Aim of the task
Give every line from the start of the entries up to and including the line containing "x-tick-label: Aug xyxy=(316,537,330,546)" as a JSON list of strings, one string per line, omitting blank lines.

** start **

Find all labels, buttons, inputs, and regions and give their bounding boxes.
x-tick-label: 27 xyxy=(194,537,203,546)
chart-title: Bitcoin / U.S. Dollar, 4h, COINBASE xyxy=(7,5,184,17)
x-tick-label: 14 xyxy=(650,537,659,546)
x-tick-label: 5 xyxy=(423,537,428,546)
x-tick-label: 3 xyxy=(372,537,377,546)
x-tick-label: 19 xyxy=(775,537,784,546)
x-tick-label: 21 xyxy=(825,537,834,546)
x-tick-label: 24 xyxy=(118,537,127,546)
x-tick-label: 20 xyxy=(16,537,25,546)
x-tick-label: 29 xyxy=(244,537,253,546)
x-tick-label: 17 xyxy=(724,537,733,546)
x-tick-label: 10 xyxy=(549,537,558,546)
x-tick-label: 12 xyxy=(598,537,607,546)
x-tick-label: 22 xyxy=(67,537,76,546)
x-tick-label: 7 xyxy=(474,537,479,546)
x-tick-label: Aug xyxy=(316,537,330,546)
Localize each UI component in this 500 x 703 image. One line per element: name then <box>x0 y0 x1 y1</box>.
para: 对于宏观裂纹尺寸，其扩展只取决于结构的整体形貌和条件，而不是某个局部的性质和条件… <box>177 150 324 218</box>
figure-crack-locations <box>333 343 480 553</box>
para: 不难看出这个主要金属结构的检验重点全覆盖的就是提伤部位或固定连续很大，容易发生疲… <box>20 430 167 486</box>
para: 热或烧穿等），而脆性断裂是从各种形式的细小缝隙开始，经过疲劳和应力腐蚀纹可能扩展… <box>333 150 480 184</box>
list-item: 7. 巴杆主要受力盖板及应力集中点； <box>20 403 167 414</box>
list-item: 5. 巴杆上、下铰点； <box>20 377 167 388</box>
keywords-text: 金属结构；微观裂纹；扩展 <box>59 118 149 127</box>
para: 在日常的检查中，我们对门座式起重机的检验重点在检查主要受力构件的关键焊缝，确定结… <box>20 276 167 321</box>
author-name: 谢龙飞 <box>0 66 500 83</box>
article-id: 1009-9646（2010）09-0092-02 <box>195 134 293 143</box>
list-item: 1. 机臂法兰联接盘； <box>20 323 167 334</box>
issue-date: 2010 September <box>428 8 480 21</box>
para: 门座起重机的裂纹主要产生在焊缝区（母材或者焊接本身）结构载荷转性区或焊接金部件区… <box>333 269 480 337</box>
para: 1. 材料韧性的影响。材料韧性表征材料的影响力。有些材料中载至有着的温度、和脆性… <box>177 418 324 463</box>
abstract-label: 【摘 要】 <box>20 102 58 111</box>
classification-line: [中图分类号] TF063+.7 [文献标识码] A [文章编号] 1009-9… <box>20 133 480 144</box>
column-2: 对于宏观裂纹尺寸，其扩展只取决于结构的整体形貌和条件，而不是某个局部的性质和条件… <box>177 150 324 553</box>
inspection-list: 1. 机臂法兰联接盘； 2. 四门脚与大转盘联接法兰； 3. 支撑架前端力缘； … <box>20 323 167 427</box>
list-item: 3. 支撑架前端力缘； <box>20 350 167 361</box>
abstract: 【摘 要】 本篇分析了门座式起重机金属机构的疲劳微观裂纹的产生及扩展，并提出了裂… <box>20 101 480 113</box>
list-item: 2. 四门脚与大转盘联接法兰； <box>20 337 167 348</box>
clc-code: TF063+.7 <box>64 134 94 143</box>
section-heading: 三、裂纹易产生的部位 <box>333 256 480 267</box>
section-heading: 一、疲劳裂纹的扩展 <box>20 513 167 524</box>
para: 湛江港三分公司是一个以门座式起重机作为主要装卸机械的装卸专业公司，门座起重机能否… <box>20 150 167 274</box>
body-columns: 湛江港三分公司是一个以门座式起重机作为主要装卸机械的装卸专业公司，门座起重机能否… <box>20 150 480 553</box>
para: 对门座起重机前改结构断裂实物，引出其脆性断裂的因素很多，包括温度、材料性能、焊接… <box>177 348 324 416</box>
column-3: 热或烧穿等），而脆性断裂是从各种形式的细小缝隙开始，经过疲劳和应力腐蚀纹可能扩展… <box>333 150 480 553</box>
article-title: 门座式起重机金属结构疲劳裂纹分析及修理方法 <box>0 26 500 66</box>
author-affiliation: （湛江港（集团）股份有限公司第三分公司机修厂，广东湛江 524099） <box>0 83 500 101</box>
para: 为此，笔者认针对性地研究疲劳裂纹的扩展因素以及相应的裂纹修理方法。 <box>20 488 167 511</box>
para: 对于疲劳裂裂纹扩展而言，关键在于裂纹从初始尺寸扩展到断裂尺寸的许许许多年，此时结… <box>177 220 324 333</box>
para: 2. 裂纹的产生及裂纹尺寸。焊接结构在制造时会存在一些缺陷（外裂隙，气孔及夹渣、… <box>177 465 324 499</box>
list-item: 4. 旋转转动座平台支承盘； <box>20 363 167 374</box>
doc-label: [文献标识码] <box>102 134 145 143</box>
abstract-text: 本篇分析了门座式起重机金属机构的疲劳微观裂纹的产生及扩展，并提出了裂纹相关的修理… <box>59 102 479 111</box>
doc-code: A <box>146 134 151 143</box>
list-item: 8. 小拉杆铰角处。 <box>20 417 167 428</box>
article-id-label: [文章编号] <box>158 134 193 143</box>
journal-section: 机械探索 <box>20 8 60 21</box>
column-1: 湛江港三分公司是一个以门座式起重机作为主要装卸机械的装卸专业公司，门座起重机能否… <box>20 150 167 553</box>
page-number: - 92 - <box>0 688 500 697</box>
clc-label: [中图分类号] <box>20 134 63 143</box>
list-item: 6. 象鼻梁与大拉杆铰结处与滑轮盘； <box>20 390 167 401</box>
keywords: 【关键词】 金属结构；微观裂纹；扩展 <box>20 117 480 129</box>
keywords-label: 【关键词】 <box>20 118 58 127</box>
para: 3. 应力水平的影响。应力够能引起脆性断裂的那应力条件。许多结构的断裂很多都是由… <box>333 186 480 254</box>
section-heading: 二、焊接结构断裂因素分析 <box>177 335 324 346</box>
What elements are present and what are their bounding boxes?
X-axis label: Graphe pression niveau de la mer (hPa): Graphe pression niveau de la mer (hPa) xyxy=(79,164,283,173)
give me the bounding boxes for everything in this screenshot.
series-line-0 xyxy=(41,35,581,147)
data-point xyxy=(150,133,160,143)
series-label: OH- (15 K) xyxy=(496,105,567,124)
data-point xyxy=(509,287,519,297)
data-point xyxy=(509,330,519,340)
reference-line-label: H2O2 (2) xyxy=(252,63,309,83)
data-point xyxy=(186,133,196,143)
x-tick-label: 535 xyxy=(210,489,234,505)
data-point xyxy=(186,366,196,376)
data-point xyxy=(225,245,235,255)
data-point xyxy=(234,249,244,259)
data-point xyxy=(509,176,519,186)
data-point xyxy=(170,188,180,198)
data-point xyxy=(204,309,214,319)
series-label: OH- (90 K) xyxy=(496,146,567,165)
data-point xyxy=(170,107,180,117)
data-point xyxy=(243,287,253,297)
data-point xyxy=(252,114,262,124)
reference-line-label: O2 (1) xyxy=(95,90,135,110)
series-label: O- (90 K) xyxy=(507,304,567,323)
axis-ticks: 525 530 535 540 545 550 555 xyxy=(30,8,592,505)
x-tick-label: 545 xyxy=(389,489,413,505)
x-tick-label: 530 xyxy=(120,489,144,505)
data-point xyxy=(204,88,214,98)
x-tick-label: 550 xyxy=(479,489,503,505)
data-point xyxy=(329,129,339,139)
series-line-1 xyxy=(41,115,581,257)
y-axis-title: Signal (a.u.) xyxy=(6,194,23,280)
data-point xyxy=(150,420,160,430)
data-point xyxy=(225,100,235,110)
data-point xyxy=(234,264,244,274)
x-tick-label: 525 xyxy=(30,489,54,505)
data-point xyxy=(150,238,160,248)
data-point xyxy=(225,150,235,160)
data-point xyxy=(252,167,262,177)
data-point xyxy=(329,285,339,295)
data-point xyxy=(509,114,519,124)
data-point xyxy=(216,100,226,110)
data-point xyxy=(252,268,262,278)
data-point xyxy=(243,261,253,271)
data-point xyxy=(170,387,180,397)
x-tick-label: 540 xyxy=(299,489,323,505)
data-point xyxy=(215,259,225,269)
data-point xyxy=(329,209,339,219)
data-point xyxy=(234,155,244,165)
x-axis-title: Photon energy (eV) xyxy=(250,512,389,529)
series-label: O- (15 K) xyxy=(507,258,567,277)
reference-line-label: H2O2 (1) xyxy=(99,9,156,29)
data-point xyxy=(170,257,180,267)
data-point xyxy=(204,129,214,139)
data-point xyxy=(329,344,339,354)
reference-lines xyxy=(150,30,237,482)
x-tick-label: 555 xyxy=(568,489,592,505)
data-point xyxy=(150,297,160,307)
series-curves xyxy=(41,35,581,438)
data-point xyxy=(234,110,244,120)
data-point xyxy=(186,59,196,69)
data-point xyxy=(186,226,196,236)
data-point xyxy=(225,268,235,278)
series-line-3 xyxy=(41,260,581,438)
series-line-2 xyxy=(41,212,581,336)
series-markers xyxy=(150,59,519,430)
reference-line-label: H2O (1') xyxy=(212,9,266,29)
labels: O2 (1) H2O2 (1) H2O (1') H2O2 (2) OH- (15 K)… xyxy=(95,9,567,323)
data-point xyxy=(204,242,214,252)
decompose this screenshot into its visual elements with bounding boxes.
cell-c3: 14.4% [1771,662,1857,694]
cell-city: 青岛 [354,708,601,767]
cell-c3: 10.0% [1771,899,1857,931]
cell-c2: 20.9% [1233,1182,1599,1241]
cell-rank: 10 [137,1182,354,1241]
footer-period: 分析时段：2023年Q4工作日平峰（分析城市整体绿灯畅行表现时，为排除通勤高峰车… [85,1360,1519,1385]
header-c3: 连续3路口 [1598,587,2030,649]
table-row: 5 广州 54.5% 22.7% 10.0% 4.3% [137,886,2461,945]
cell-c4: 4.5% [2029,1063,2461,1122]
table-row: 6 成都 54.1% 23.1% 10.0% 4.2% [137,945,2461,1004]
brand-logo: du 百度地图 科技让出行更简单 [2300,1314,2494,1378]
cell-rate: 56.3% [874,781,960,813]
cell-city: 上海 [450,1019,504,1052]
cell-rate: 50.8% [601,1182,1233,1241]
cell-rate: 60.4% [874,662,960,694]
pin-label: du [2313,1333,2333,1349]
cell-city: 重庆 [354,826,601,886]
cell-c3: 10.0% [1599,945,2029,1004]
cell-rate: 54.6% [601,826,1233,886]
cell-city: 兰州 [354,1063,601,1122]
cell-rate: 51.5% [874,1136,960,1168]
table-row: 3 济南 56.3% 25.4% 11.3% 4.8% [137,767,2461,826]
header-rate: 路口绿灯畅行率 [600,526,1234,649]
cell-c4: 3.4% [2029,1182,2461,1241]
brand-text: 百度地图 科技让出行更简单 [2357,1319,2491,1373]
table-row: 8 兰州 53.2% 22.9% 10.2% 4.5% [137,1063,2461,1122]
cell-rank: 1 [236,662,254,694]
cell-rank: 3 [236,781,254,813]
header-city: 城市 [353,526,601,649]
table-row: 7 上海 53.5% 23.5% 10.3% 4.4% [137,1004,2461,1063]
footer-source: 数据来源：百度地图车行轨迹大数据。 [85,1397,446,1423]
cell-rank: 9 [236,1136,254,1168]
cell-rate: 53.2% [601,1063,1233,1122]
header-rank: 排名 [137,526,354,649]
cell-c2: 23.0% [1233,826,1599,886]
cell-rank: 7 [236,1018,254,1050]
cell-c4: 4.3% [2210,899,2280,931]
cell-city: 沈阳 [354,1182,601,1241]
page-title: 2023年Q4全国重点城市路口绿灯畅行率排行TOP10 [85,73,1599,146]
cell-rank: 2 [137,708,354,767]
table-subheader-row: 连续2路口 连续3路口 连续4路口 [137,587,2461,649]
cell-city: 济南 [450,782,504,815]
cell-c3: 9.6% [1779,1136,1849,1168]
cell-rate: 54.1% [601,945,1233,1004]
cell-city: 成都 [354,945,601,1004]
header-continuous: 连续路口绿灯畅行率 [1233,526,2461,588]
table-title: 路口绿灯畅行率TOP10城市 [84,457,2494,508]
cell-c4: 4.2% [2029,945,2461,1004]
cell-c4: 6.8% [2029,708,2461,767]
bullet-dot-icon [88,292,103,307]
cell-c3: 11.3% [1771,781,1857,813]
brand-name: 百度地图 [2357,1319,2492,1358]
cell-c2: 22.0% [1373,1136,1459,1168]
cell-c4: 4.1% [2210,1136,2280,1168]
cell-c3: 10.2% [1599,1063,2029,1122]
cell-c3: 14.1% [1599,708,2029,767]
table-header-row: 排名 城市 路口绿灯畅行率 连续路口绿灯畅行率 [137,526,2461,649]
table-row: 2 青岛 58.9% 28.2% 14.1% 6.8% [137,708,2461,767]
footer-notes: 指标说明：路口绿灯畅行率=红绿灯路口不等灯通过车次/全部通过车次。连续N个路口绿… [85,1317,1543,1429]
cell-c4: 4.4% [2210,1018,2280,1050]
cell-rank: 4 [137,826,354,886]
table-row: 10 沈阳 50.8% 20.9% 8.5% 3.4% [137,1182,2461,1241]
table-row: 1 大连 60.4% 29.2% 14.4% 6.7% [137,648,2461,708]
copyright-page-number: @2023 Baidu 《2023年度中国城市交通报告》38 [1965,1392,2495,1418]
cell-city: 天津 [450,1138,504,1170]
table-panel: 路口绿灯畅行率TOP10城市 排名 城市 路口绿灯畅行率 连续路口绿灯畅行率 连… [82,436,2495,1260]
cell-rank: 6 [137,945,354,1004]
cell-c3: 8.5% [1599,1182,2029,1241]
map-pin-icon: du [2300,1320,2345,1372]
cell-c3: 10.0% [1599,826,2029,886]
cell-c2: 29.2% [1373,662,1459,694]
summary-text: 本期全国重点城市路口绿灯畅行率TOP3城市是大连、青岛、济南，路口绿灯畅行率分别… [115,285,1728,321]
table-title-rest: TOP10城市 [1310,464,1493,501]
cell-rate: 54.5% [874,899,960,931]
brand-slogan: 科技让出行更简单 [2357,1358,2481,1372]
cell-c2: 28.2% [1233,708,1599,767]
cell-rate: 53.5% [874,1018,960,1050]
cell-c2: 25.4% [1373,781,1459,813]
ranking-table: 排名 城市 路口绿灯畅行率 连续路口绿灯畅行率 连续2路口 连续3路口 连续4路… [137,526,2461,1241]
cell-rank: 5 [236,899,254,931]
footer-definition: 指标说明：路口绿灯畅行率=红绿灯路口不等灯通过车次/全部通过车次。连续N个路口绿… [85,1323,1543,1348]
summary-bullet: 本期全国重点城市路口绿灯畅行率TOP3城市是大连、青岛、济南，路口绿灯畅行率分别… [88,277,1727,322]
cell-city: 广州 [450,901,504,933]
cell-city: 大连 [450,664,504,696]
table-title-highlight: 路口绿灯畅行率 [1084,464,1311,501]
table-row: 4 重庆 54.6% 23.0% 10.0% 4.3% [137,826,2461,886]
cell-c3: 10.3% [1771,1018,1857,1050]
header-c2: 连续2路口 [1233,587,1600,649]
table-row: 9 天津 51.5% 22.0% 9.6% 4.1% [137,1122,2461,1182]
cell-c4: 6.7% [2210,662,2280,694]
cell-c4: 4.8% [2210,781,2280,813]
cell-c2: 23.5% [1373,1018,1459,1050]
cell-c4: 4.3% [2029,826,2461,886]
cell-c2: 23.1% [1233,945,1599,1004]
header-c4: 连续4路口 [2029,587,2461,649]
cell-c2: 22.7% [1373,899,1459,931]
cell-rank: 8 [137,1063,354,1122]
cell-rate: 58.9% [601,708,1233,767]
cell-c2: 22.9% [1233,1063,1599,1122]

** end **

Answer to the task
[
  "Find all labels, buttons, inputs, and regions and give their bounding boxes.",
  "x-tick-label: 27 xyxy=(194,537,203,546)",
  "chart-title: Bitcoin / U.S. Dollar, 4h, COINBASE xyxy=(7,5,184,17)",
  "x-tick-label: 14 xyxy=(650,537,659,546)",
  "x-tick-label: 5 xyxy=(423,537,428,546)",
  "x-tick-label: 3 xyxy=(372,537,377,546)",
  "x-tick-label: 19 xyxy=(775,537,784,546)",
  "x-tick-label: 21 xyxy=(825,537,834,546)",
  "x-tick-label: 24 xyxy=(118,537,127,546)",
  "x-tick-label: 20 xyxy=(16,537,25,546)",
  "x-tick-label: 29 xyxy=(244,537,253,546)",
  "x-tick-label: 17 xyxy=(724,537,733,546)",
  "x-tick-label: 10 xyxy=(549,537,558,546)",
  "x-tick-label: 12 xyxy=(598,537,607,546)",
  "x-tick-label: 22 xyxy=(67,537,76,546)",
  "x-tick-label: 7 xyxy=(474,537,479,546)",
  "x-tick-label: Aug xyxy=(316,537,330,546)"
]